▶ [Exercise goal]:
What is the number of lines holding the word "Morrison"? Give that number alone.
* start *
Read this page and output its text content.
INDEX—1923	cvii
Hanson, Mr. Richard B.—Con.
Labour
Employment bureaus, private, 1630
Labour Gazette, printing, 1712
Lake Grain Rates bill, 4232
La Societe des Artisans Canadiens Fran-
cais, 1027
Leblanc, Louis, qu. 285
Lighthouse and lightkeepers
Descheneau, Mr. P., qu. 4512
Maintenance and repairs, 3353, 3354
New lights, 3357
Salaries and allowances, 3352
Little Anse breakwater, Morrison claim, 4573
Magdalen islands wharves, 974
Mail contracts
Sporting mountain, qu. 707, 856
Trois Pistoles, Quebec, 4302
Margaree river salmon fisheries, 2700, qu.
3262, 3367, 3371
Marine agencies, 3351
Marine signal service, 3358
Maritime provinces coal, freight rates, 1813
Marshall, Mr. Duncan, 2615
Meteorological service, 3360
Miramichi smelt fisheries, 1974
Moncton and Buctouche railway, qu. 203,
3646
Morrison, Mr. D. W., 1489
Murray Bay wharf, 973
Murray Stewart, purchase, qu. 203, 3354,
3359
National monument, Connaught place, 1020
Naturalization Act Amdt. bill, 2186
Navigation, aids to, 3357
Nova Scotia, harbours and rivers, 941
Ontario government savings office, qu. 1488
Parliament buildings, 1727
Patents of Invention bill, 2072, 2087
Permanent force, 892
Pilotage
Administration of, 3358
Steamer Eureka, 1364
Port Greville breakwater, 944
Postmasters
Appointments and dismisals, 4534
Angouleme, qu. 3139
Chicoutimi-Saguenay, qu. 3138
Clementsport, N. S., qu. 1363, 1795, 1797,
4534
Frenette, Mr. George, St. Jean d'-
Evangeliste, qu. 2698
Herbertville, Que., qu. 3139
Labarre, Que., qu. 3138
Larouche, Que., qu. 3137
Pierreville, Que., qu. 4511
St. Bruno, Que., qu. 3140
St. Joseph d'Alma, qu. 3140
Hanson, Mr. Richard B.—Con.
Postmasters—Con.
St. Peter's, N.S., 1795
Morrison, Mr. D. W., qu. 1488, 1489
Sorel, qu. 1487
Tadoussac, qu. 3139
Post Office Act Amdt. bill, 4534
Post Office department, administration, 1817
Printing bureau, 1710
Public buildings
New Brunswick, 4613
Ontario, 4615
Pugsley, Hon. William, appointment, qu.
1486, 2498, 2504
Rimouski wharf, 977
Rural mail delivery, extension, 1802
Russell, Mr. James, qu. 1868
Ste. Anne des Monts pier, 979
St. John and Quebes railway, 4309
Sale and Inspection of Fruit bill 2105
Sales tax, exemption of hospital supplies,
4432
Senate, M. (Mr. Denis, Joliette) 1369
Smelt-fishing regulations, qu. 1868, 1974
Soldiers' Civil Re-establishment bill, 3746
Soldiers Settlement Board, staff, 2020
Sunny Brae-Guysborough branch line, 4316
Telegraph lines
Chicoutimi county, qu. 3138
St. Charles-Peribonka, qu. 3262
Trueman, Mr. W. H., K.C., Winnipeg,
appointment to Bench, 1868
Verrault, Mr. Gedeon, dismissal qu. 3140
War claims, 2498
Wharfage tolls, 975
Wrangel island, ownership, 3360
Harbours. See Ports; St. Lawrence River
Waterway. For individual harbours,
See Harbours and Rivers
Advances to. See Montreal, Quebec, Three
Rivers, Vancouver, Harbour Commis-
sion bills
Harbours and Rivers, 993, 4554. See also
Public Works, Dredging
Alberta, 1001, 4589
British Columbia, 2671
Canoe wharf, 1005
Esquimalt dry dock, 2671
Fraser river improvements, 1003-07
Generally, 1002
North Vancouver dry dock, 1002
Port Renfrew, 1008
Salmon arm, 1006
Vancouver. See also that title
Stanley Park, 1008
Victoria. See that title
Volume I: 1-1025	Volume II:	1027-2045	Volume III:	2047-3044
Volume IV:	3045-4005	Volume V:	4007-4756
* end *
▶ [Exercise result]:
3